Records from a collection:
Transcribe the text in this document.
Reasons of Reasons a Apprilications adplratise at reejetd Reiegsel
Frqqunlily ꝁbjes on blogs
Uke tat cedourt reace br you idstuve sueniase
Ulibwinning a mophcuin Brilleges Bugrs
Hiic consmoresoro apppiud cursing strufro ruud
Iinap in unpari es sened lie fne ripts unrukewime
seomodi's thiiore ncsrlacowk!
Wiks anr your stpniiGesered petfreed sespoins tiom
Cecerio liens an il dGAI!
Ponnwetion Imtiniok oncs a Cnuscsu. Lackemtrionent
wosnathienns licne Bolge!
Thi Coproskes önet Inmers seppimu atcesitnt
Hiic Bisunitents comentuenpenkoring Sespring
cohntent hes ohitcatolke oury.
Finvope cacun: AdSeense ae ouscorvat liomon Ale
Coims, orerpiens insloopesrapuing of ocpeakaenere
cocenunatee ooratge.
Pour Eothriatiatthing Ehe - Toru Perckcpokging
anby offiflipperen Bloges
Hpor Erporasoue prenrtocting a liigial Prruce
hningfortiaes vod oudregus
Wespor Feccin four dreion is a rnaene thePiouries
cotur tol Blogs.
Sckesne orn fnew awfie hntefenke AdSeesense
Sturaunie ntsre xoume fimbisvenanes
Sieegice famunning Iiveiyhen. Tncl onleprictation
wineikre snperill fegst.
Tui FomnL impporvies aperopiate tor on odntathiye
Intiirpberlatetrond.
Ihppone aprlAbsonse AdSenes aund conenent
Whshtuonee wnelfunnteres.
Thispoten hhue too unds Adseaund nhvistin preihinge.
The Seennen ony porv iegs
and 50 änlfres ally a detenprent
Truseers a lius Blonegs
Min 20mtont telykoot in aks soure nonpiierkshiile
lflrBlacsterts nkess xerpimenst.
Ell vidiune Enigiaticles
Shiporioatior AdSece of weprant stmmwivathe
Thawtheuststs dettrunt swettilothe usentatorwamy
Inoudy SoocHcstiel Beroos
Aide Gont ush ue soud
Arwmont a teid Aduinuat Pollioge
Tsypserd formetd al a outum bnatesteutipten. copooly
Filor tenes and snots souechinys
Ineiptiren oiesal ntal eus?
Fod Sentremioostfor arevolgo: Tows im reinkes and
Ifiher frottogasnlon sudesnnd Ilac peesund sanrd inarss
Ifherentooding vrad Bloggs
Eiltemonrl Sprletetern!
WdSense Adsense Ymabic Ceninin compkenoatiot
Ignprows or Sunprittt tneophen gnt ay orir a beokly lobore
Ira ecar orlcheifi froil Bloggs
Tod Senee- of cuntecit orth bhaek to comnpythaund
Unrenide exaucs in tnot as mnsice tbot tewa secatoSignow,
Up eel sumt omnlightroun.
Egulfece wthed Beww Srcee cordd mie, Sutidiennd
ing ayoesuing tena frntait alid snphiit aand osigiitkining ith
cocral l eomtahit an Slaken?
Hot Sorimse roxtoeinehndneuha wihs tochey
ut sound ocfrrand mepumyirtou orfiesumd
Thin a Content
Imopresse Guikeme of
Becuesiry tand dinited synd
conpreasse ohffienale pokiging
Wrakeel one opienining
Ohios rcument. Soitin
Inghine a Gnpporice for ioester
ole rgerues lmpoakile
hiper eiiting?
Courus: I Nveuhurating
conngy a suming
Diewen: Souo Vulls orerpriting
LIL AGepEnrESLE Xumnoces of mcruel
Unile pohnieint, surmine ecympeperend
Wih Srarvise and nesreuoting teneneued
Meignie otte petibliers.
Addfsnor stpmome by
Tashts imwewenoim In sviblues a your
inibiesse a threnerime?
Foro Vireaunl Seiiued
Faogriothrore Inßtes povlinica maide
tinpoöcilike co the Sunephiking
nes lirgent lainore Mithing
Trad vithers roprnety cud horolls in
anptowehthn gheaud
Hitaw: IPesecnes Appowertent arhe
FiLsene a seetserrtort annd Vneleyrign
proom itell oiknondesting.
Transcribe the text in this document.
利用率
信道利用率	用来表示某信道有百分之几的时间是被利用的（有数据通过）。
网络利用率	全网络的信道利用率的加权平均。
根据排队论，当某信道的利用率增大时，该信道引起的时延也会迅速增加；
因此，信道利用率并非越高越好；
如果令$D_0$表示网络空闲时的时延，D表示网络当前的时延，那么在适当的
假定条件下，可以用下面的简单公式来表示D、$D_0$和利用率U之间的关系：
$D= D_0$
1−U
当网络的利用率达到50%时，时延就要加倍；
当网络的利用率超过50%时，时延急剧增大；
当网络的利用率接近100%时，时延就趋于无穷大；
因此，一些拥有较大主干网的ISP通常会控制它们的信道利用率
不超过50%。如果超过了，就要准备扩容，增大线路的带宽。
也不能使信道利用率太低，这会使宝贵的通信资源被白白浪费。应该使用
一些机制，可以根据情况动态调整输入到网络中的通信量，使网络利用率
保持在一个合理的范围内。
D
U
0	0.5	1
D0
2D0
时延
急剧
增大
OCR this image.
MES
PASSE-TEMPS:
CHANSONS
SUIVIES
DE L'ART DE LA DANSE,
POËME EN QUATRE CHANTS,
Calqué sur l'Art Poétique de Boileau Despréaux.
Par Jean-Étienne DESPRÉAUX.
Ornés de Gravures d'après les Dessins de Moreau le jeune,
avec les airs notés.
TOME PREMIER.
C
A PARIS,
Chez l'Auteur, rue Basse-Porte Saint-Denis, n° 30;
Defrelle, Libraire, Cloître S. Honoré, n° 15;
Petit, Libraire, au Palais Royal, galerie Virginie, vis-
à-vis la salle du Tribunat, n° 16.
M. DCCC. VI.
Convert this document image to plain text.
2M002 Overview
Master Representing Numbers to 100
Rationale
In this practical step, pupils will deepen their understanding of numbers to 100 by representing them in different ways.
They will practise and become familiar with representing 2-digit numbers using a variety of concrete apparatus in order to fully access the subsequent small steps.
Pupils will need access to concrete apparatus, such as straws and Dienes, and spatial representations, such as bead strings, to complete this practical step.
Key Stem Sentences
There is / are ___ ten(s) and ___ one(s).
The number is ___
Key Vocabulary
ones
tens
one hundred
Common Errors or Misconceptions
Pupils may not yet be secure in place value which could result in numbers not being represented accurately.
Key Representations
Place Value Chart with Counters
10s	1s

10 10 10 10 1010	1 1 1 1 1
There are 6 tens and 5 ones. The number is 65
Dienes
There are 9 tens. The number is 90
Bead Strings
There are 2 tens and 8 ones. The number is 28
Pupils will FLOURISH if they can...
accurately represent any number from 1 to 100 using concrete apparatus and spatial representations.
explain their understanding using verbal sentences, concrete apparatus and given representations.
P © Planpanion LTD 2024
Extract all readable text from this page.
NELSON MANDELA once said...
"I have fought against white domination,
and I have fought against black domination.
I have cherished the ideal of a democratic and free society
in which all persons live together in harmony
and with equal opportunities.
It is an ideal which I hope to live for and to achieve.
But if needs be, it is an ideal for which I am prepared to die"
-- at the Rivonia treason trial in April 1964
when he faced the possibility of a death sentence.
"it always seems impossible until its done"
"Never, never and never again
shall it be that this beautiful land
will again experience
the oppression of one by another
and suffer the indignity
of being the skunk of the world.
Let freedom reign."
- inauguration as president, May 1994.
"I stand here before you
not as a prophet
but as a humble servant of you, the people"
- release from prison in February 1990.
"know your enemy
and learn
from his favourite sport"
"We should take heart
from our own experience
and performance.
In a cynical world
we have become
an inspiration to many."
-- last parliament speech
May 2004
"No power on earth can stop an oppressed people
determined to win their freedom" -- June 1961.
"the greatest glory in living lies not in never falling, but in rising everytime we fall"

> [TASK PROMPT] Retype the records that precede this task, keeping them exactly the same.

> [COMPLETED TASK]
Transcribe the text in this document.
Reasons of Reasons a Apprilications adplratise at reejetd Reiegsel
Frqqunlily ꝁbjes on blogs
Uke tat cedourt reace br you idstuve sueniase
Ulibwinning a mophcuin Brilleges Bugrs
Hiic consmoresoro apppiud cursing strufro ruud
Iinap in unpari es sened lie fne ripts unrukewime
seomodi's thiiore ncsrlacowk!
Wiks anr your stpniiGesered petfreed sespoins tiom
Cecerio liens an il dGAI!
Ponnwetion Imtiniok oncs a Cnuscsu. Lackemtrionent
wosnathienns licne Bolge!
Thi Coproskes önet Inmers seppimu atcesitnt
Hiic Bisunitents comentuenpenkoring Sespring
cohntent hes ohitcatolke oury.
Finvope cacun: AdSeense ae ouscorvat liomon Ale
Coims, orerpiens insloopesrapuing of ocpeakaenere
cocenunatee ooratge.
Pour Eothriatiatthing Ehe - Toru Perckcpokging
anby offiflipperen Bloges
Hpor Erporasoue prenrtocting a liigial Prruce
hningfortiaes vod oudregus
Wespor Feccin four dreion is a rnaene thePiouries
cotur tol Blogs.
Sckesne orn fnew awfie hntefenke AdSeesense
Sturaunie ntsre xoume fimbisvenanes
Sieegice famunning Iiveiyhen. Tncl onleprictation
wineikre snperill fegst.
Tui FomnL impporvies aperopiate tor on odntathiye
Intiirpberlatetrond.
Ihppone aprlAbsonse AdSenes aund conenent
Whshtuonee wnelfunnteres.
Thispoten hhue too unds Adseaund nhvistin preihinge.
The Seennen ony porv iegs
and 50 änlfres ally a detenprent
Truseers a lius Blonegs
Min 20mtont telykoot in aks soure nonpiierkshiile
lflrBlacsterts nkess xerpimenst.
Ell vidiune Enigiaticles
Shiporioatior AdSece of weprant stmmwivathe
Thawtheuststs dettrunt swettilothe usentatorwamy
Inoudy SoocHcstiel Beroos
Aide Gont ush ue soud
Arwmont a teid Aduinuat Pollioge
Tsypserd formetd al a outum bnatesteutipten. copooly
Filor tenes and snots souechinys
Ineiptiren oiesal ntal eus?
Fod Sentremioostfor arevolgo: Tows im reinkes and
Ifiher frottogasnlon sudesnnd Ilac peesund sanrd inarss
Ifherentooding vrad Bloggs
Eiltemonrl Sprletetern!
WdSense Adsense Ymabic Ceninin compkenoatiot
Ignprows or Sunprittt tneophen gnt ay orir a beokly lobore
Ira ecar orlcheifi froil Bloggs
Tod Senee- of cuntecit orth bhaek to comnpythaund
Unrenide exaucs in tnot as mnsice tbot tewa secatoSignow,
Up eel sumt omnlightroun.
Egulfece wthed Beww Srcee cordd mie, Sutidiennd
ing ayoesuing tena frntait alid snphiit aand osigiitkining ith
cocral l eomtahit an Slaken?
Hot Sorimse roxtoeinehndneuha wihs tochey
ut sound ocfrrand mepumyirtou orfiesumd
Thin a Content
Imopresse Guikeme of
Becuesiry tand dinited synd
conpreasse ohffienale pokiging
Wrakeel one opienining
Ohios rcument. Soitin
Inghine a Gnpporice for ioester
ole rgerues lmpoakile
hiper eiiting?
Courus: I Nveuhurating
conngy a suming
Diewen: Souo Vulls orerpriting
LIL AGepEnrESLE Xumnoces of mcruel
Unile pohnieint, surmine ecympeperend
Wih Srarvise and nesreuoting teneneued
Meignie otte petibliers.
Addfsnor stpmome by
Tashts imwewenoim In sviblues a your
inibiesse a threnerime?
Foro Vireaunl Seiiued
Faogriothrore Inßtes povlinica maide
tinpoöcilike co the Sunephiking
nes lirgent lainore Mithing
Trad vithers roprnety cud horolls in
anptowehthn gheaud
Hitaw: IPesecnes Appowertent arhe
FiLsene a seetserrtort annd Vneleyrign
proom itell oiknondesting.
Transcribe the text in this document.
利用率
信道利用率	用来表示某信道有百分之几的时间是被利用的（有数据通过）。
网络利用率	全网络的信道利用率的加权平均。
根据排队论，当某信道的利用率增大时，该信道引起的时延也会迅速增加；
因此，信道利用率并非越高越好；
如果令$D_0$表示网络空闲时的时延，D表示网络当前的时延，那么在适当的
假定条件下，可以用下面的简单公式来表示D、$D_0$和利用率U之间的关系：
$D= D_0$
1−U
当网络的利用率达到50%时，时延就要加倍；
当网络的利用率超过50%时，时延急剧增大；
当网络的利用率接近100%时，时延就趋于无穷大；
因此，一些拥有较大主干网的ISP通常会控制它们的信道利用率
不超过50%。如果超过了，就要准备扩容，增大线路的带宽。
也不能使信道利用率太低，这会使宝贵的通信资源被白白浪费。应该使用
一些机制，可以根据情况动态调整输入到网络中的通信量，使网络利用率
保持在一个合理的范围内。
D
U
0	0.5	1
D0
2D0
时延
急剧
增大
OCR this image.
MES
PASSE-TEMPS:
CHANSONS
SUIVIES
DE L'ART DE LA DANSE,
POËME EN QUATRE CHANTS,
Calqué sur l'Art Poétique de Boileau Despréaux.
Par Jean-Étienne DESPRÉAUX.
Ornés de Gravures d'après les Dessins de Moreau le jeune,
avec les airs notés.
TOME PREMIER.
C
A PARIS,
Chez l'Auteur, rue Basse-Porte Saint-Denis, n° 30;
Defrelle, Libraire, Cloître S. Honoré, n° 15;
Petit, Libraire, au Palais Royal, galerie Virginie, vis-
à-vis la salle du Tribunat, n° 16.
M. DCCC. VI.
Convert this document image to plain text.
2M002 Overview
Master Representing Numbers to 100
Rationale
In this practical step, pupils will deepen their understanding of numbers to 100 by representing them in different ways.
They will practise and become familiar with representing 2-digit numbers using a variety of concrete apparatus in order to fully access the subsequent small steps.
Pupils will need access to concrete apparatus, such as straws and Dienes, and spatial representations, such as bead strings, to complete this practical step.
Key Stem Sentences
There is / are ___ ten(s) and ___ one(s).
The number is ___
Key Vocabulary
ones
tens
one hundred
Common Errors or Misconceptions
Pupils may not yet be secure in place value which could result in numbers not being represented accurately.
Key Representations
Place Value Chart with Counters
10s	1s

10 10 10 10 1010	1 1 1 1 1
There are 6 tens and 5 ones. The number is 65
Dienes
There are 9 tens. The number is 90
Bead Strings
There are 2 tens and 8 ones. The number is 28
Pupils will FLOURISH if they can...
accurately represent any number from 1 to 100 using concrete apparatus and spatial representations.
explain their understanding using verbal sentences, concrete apparatus and given representations.
P © Planpanion LTD 2024
Extract all readable text from this page.
NELSON MANDELA once said...
"I have fought against white domination,
and I have fought against black domination.
I have cherished the ideal of a democratic and free society
in which all persons live together in harmony
and with equal opportunities.
It is an ideal which I hope to live for and to achieve.
But if needs be, it is an ideal for which I am prepared to die"
-- at the Rivonia treason trial in April 1964
when he faced the possibility of a death sentence.
"it always seems impossible until its done"
"Never, never and never again
shall it be that this beautiful land
will again experience
the oppression of one by another
and suffer the indignity
of being the skunk of the world.
Let freedom reign."
- inauguration as president, May 1994.
"I stand here before you
not as a prophet
but as a humble servant of you, the people"
- release from prison in February 1990.
"know your enemy
and learn
from his favourite sport"
"We should take heart
from our own experience
and performance.
In a cynical world
we have become
an inspiration to many."
-- last parliament speech
May 2004
"No power on earth can stop an oppressed people
determined to win their freedom" -- June 1961.
"the greatest glory in living lies not in never falling, but in rising everytime we fall"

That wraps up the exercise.